| INSTRUCTIONS TO FOLLOW |
Check each line for the string "text" and give only the count of lines that have it.
## begin MATERIAL
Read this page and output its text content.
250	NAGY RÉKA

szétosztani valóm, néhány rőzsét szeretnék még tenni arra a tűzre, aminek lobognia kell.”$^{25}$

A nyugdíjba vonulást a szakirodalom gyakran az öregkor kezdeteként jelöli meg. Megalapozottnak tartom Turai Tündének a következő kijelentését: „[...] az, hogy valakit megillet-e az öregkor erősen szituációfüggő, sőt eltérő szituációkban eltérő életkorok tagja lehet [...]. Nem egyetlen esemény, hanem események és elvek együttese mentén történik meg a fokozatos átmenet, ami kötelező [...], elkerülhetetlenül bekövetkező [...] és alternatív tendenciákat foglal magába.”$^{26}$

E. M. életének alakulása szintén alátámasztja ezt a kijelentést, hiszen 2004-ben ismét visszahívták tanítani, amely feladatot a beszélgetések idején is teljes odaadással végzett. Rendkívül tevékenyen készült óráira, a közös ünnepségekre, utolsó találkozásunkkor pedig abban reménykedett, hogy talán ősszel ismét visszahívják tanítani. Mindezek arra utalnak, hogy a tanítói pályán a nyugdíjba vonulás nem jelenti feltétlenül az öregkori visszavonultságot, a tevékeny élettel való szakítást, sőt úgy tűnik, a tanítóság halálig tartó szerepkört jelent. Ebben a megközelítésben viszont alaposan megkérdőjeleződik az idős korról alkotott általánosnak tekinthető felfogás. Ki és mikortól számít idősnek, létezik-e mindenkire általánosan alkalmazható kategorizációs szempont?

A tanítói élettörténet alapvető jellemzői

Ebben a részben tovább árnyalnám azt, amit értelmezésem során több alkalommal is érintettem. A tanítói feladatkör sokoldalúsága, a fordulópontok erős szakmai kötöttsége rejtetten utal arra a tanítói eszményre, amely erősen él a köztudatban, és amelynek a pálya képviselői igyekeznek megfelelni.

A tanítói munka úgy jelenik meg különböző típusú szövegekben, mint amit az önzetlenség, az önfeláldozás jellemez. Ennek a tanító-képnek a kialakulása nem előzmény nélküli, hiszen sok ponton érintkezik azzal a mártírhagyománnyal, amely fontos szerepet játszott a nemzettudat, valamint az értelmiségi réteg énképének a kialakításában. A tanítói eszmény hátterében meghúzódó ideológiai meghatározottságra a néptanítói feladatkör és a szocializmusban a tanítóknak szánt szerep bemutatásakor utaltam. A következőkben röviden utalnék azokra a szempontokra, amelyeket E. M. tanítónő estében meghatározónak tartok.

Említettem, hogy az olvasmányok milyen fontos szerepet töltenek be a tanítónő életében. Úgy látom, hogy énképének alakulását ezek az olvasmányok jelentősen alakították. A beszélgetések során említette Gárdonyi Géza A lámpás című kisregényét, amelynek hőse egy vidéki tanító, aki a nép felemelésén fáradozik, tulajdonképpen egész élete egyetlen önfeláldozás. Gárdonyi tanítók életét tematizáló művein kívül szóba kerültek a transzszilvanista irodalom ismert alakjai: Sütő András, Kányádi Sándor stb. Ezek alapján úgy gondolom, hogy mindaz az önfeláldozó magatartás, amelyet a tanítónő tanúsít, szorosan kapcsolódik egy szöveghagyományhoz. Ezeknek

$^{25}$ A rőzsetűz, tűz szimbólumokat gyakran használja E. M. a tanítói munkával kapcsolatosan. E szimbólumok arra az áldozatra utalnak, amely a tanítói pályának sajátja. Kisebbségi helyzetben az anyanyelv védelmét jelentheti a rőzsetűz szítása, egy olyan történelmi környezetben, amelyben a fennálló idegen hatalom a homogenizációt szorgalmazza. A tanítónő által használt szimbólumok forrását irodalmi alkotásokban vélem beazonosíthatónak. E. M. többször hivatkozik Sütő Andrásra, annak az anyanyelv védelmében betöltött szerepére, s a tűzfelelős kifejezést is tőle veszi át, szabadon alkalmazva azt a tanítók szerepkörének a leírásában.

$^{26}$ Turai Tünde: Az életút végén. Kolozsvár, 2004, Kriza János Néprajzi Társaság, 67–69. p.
## end MATERIAL
## begin MATERIAL
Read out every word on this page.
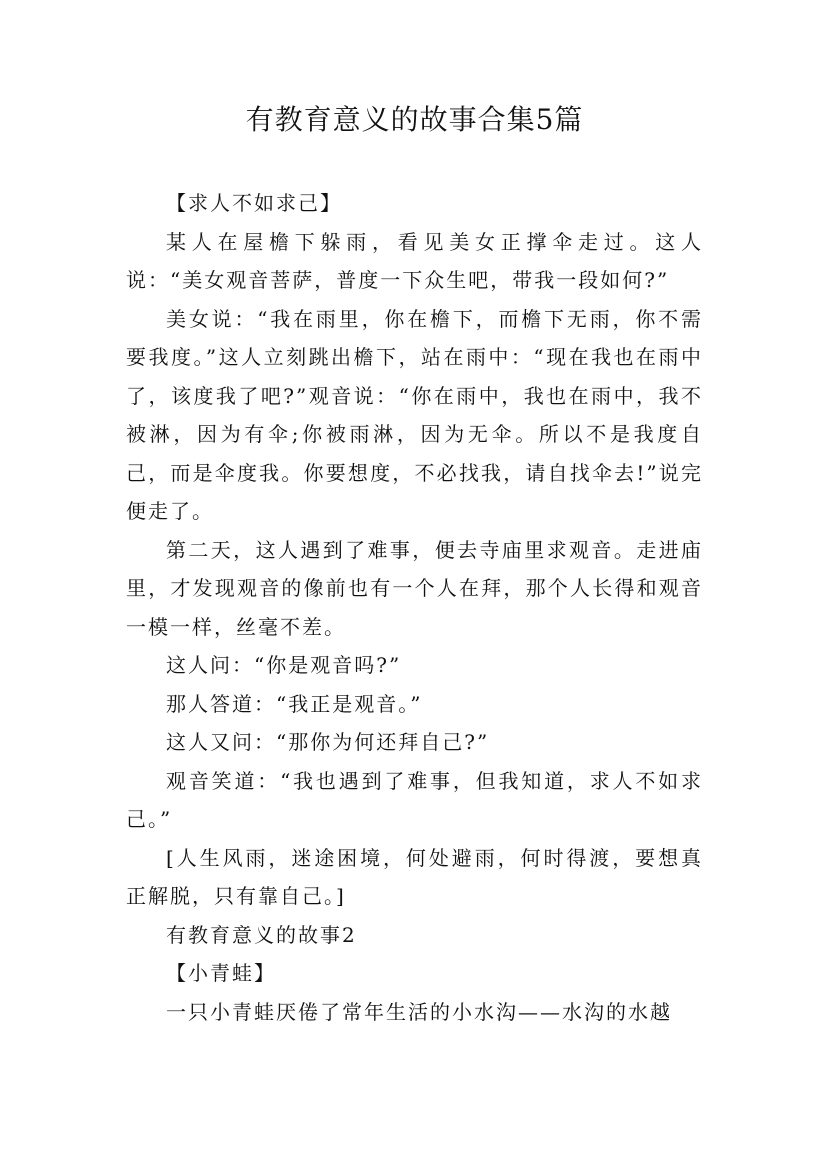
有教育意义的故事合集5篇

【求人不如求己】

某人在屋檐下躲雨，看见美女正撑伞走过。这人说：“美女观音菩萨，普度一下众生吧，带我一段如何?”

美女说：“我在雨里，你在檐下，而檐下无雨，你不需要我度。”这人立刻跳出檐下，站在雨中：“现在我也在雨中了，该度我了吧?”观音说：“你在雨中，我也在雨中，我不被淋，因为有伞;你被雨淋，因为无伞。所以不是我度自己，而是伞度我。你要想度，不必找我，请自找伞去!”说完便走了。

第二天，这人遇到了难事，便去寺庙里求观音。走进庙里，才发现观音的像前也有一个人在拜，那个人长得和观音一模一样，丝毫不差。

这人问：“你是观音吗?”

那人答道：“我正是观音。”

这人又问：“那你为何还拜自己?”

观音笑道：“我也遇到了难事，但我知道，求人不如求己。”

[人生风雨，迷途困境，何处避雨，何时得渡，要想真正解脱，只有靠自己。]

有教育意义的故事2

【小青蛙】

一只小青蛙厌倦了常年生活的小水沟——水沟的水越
## end MATERIAL
## begin MATERIAL
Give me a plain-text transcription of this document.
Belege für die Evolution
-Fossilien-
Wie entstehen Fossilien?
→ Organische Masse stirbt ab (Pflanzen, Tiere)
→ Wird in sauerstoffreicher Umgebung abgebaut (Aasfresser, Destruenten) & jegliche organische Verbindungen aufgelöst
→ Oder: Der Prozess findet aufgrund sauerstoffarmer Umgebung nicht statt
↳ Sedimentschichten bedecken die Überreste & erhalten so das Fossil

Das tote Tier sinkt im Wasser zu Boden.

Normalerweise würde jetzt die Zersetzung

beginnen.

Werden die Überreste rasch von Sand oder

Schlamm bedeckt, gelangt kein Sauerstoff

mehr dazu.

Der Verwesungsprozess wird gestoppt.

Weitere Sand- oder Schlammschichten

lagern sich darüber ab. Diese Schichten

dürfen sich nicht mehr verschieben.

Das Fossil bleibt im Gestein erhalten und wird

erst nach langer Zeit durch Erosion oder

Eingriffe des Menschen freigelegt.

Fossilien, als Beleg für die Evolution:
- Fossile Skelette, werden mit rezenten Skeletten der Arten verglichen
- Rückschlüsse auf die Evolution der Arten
## end MATERIAL
| ANSWER TO THE EXERCISE |
2